#### SHORT PROBLEM:
Identify the lines holding "name" and copy them.

-- Start --

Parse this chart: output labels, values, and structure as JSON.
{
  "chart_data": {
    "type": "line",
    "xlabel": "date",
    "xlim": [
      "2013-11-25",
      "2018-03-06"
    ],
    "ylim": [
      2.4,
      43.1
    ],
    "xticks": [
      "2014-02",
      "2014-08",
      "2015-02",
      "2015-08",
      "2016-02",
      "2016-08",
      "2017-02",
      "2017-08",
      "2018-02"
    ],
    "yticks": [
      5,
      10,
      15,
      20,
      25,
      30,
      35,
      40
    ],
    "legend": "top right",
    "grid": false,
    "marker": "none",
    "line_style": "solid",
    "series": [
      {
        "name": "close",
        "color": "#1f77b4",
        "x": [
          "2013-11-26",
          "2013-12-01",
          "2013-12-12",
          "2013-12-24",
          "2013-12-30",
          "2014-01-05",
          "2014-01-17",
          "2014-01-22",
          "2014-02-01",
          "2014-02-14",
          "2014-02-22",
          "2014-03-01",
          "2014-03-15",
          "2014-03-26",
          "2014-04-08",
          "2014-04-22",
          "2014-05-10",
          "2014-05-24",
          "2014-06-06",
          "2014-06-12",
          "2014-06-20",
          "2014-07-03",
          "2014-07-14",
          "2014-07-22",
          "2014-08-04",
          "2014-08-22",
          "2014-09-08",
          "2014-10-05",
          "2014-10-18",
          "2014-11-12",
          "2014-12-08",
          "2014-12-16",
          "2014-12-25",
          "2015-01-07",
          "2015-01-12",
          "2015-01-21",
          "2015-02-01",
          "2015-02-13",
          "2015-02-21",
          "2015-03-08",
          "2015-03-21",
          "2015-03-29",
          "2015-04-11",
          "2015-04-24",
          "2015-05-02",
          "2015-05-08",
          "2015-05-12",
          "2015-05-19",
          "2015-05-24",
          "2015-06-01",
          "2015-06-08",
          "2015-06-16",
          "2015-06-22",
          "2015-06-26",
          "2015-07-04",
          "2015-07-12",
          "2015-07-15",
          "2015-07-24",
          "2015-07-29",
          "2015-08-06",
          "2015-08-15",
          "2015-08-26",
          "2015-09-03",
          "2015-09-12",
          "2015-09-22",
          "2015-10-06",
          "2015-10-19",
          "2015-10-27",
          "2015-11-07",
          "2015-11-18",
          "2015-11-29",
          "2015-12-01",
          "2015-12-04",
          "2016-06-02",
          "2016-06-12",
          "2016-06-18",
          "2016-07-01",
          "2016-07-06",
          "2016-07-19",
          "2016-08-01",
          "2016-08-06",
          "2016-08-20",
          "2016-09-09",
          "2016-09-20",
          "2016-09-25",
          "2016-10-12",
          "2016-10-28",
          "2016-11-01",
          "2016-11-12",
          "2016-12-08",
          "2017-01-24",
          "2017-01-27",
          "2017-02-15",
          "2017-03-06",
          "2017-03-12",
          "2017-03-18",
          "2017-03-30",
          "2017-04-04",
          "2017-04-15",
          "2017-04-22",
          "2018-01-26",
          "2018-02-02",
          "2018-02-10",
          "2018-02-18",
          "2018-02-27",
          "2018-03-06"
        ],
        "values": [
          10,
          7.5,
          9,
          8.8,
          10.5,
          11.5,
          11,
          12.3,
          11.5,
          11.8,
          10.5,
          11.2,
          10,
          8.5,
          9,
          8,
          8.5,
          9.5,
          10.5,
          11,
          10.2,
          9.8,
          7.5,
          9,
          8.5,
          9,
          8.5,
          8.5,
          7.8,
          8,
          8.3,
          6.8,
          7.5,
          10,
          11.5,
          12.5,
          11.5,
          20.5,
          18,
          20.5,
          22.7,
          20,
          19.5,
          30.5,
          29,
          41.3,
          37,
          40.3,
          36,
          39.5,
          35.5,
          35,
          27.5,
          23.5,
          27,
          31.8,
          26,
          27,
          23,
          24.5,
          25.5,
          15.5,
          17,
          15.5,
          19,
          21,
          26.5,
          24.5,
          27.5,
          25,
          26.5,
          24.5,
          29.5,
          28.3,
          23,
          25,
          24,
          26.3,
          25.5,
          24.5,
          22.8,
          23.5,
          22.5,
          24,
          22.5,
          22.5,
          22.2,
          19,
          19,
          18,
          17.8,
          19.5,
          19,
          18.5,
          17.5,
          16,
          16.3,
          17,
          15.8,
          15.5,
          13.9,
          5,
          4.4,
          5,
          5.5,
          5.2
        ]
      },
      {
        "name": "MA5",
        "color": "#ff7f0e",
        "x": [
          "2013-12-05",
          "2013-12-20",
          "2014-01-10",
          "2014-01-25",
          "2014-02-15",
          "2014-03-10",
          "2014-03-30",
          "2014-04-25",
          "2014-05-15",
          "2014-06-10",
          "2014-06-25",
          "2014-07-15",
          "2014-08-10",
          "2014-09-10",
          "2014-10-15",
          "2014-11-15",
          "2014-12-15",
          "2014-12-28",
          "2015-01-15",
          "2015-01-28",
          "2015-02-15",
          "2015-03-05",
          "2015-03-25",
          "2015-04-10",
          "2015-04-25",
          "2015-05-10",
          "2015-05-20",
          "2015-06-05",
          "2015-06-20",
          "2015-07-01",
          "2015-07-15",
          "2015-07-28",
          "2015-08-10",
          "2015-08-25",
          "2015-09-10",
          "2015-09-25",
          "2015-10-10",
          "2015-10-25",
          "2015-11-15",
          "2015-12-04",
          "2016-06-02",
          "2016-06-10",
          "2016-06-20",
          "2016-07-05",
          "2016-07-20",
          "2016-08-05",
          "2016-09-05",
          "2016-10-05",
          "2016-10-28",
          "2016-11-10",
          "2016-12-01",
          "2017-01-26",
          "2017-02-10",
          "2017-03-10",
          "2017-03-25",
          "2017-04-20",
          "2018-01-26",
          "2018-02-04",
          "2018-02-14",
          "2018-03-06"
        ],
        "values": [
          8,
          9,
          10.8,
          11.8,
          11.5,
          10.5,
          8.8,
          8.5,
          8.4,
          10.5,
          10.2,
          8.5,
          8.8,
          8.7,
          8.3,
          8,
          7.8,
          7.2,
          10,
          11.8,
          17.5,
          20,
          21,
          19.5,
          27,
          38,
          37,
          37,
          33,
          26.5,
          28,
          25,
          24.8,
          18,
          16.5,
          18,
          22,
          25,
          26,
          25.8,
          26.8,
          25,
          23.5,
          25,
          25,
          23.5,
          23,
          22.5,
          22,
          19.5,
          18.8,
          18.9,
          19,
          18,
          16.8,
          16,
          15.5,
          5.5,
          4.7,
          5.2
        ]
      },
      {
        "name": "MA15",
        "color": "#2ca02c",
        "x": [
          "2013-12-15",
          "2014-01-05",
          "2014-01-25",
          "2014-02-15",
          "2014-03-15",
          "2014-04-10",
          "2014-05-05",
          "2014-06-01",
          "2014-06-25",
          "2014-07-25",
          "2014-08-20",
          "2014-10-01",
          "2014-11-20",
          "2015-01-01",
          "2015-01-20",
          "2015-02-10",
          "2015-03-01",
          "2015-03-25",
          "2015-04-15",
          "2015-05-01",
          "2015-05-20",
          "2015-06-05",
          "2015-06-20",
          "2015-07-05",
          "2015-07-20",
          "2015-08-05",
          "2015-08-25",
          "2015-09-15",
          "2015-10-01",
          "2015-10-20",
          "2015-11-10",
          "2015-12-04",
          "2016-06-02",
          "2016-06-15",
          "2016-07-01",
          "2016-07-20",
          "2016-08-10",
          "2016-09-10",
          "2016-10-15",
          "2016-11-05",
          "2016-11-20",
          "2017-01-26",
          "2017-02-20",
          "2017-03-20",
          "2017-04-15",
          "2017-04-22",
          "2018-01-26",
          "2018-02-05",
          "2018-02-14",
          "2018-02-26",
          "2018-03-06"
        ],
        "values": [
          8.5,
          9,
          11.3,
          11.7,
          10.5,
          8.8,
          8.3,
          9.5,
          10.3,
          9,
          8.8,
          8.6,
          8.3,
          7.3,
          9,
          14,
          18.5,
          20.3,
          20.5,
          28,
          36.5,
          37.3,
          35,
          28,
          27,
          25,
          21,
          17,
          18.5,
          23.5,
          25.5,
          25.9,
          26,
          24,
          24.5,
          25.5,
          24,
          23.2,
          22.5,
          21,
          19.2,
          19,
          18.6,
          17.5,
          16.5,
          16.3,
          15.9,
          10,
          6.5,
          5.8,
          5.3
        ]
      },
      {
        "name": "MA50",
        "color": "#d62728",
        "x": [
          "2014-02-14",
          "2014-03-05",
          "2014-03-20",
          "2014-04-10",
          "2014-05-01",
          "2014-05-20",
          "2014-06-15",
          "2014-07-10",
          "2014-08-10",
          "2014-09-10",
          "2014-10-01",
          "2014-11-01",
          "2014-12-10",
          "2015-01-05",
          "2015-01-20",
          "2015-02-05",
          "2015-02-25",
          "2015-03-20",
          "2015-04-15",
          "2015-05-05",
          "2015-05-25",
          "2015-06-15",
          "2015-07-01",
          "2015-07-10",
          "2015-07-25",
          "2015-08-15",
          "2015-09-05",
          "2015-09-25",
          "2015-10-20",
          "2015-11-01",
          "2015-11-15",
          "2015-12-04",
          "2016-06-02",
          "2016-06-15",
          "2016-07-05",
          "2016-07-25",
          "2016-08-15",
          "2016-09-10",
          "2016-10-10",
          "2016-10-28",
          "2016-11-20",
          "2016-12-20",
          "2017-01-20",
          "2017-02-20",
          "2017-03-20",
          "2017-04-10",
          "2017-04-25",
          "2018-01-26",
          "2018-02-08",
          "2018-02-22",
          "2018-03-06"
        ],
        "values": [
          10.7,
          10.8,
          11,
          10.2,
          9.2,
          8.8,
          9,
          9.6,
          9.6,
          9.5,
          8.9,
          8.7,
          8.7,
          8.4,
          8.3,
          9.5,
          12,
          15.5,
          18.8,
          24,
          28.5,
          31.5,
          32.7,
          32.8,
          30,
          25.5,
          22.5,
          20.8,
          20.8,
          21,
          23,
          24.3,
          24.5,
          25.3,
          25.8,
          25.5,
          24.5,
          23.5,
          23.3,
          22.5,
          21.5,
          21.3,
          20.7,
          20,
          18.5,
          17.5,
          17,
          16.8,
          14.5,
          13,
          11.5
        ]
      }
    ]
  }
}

-- End --

#### CORRECT OUTPUT:
        "name": "close",
        "name": "MA5",
        "name": "MA15",
        "name": "MA50",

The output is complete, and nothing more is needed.